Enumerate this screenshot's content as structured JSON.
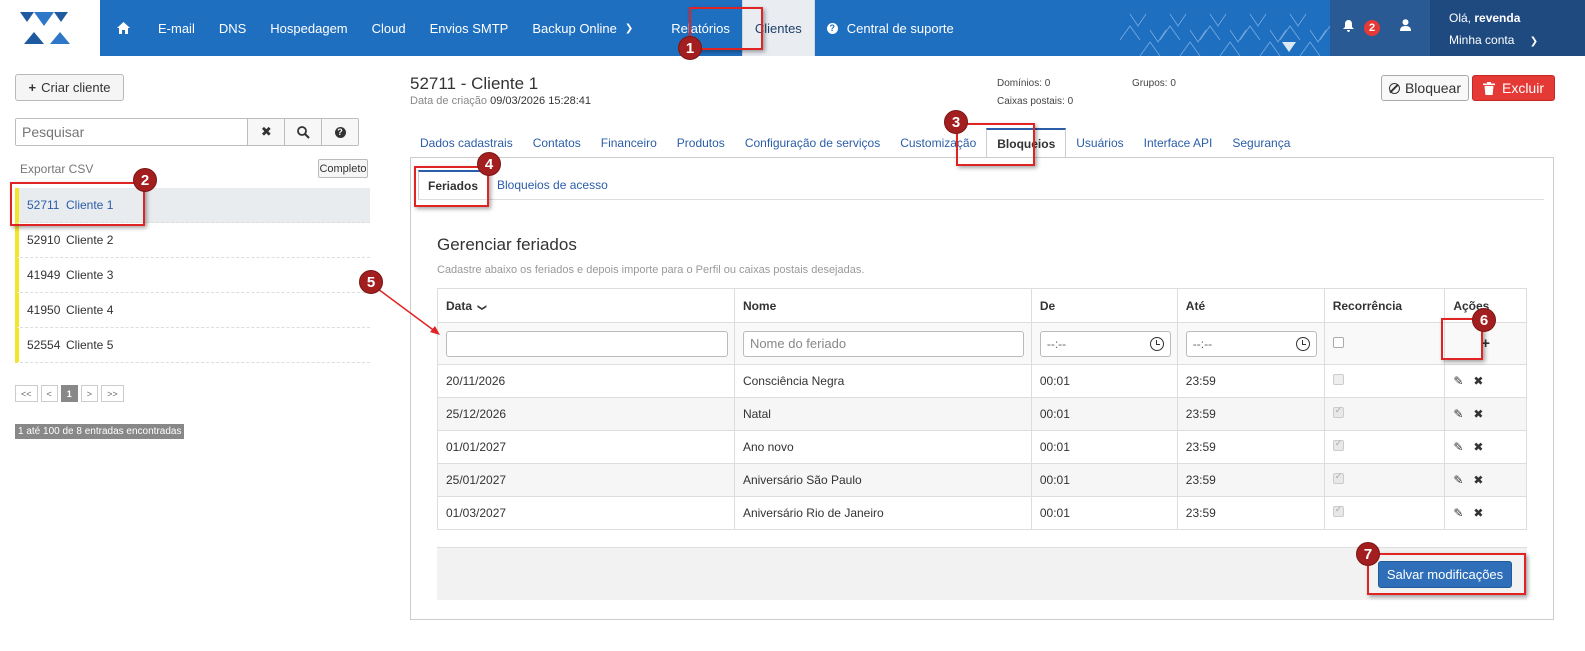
{
  "nav": {
    "items": [
      "E-mail",
      "DNS",
      "Hospedagem",
      "Cloud",
      "Envios SMTP",
      "Backup Online",
      "Relatórios",
      "Clientes",
      "Central de suporte"
    ],
    "notification_count": "2",
    "greeting_prefix": "Olá,",
    "greeting_user": "revenda",
    "account_label": "Minha conta"
  },
  "sidebar": {
    "create_label": "Criar cliente",
    "search_placeholder": "Pesquisar",
    "export_label": "Exportar CSV",
    "complete_label": "Completo",
    "clients": [
      {
        "id": "52711",
        "name": "Cliente 1"
      },
      {
        "id": "52910",
        "name": "Cliente 2"
      },
      {
        "id": "41949",
        "name": "Cliente 3"
      },
      {
        "id": "41950",
        "name": "Cliente 4"
      },
      {
        "id": "52554",
        "name": "Cliente 5"
      }
    ],
    "pager": [
      "<<",
      "<",
      "1",
      ">",
      ">>"
    ],
    "entries_text": "1 até 100 de 8 entradas encontradas"
  },
  "header": {
    "title": "52711 - Cliente 1",
    "created_label": "Data de criação",
    "created_value": "09/03/2026 15:28:41",
    "domains": "Domínios: 0",
    "mailboxes": "Caixas postais: 0",
    "groups": "Grupos: 0",
    "block_label": "Bloquear",
    "delete_label": "Excluir"
  },
  "tabs": [
    "Dados cadastrais",
    "Contatos",
    "Financeiro",
    "Produtos",
    "Configuração de serviços",
    "Customização",
    "Bloqueios",
    "Usuários",
    "Interface API",
    "Segurança"
  ],
  "subtabs": [
    "Feriados",
    "Bloqueios de acesso"
  ],
  "holidays": {
    "title": "Gerenciar feriados",
    "description": "Cadastre abaixo os feriados e depois importe para o Perfil ou caixas postais desejadas.",
    "columns": [
      "Data",
      "Nome",
      "De",
      "Até",
      "Recorrência",
      "Ações"
    ],
    "name_placeholder": "Nome do feriado",
    "time_placeholder": "--:--",
    "rows": [
      {
        "date": "20/11/2026",
        "name": "Consciência Negra",
        "from": "00:01",
        "to": "23:59",
        "recurring": false
      },
      {
        "date": "25/12/2026",
        "name": "Natal",
        "from": "00:01",
        "to": "23:59",
        "recurring": true
      },
      {
        "date": "01/01/2027",
        "name": "Ano novo",
        "from": "00:01",
        "to": "23:59",
        "recurring": true
      },
      {
        "date": "25/01/2027",
        "name": "Aniversário São Paulo",
        "from": "00:01",
        "to": "23:59",
        "recurring": true
      },
      {
        "date": "01/03/2027",
        "name": "Aniversário Rio de Janeiro",
        "from": "00:01",
        "to": "23:59",
        "recurring": true
      }
    ],
    "save_label": "Salvar modificações"
  },
  "markers": [
    "1",
    "2",
    "3",
    "4",
    "5",
    "6",
    "7"
  ]
}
_ _ _ _ _ _ _
Instructions for the task:
Keep the pictures out of the copy and write out the data exactly as it stands.

Result of the exercise:
Enumerate this screenshot's content as structured JSON.
{
  "nav": {
    "items": [
      "E-mail",
      "DNS",
      "Hospedagem",
      "Cloud",
      "Envios SMTP",
      "Backup Online",
      "Relatórios",
      "Clientes",
      "Central de suporte"
    ],
    "notification_count": "2",
    "greeting_prefix": "Olá,",
    "greeting_user": "revenda",
    "account_label": "Minha conta"
  },
  "sidebar": {
    "create_label": "Criar cliente",
    "search_placeholder": "Pesquisar",
    "export_label": "Exportar CSV",
    "complete_label": "Completo",
    "clients": [
      {
        "id": "52711",
        "name": "Cliente 1"
      },
      {
        "id": "52910",
        "name": "Cliente 2"
      },
      {
        "id": "41949",
        "name": "Cliente 3"
      },
      {
        "id": "41950",
        "name": "Cliente 4"
      },
      {
        "id": "52554",
        "name": "Cliente 5"
      }
    ],
    "pager": [
      "<<",
      "<",
      "1",
      ">",
      ">>"
    ],
    "entries_text": "1 até 100 de 8 entradas encontradas"
  },
  "header": {
    "title": "52711 - Cliente 1",
    "created_label": "Data de criação",
    "created_value": "09/03/2026 15:28:41",
    "domains": "Domínios: 0",
    "mailboxes": "Caixas postais: 0",
    "groups": "Grupos: 0",
    "block_label": "Bloquear",
    "delete_label": "Excluir"
  },
  "tabs": [
    "Dados cadastrais",
    "Contatos",
    "Financeiro",
    "Produtos",
    "Configuração de serviços",
    "Customização",
    "Bloqueios",
    "Usuários",
    "Interface API",
    "Segurança"
  ],
  "subtabs": [
    "Feriados",
    "Bloqueios de acesso"
  ],
  "holidays": {
    "title": "Gerenciar feriados",
    "description": "Cadastre abaixo os feriados e depois importe para o Perfil ou caixas postais desejadas.",
    "columns": [
      "Data",
      "Nome",
      "De",
      "Até",
      "Recorrência",
      "Ações"
    ],
    "name_placeholder": "Nome do feriado",
    "time_placeholder": "--:--",
    "rows": [
      {
        "date": "20/11/2026",
        "name": "Consciência Negra",
        "from": "00:01",
        "to": "23:59",
        "recurring": false
      },
      {
        "date": "25/12/2026",
        "name": "Natal",
        "from": "00:01",
        "to": "23:59",
        "recurring": true
      },
      {
        "date": "01/01/2027",
        "name": "Ano novo",
        "from": "00:01",
        "to": "23:59",
        "recurring": true
      },
      {
        "date": "25/01/2027",
        "name": "Aniversário São Paulo",
        "from": "00:01",
        "to": "23:59",
        "recurring": true
      },
      {
        "date": "01/03/2027",
        "name": "Aniversário Rio de Janeiro",
        "from": "00:01",
        "to": "23:59",
        "recurring": true
      }
    ],
    "save_label": "Salvar modificações"
  },
  "markers": [
    "1",
    "2",
    "3",
    "4",
    "5",
    "6",
    "7"
  ]
}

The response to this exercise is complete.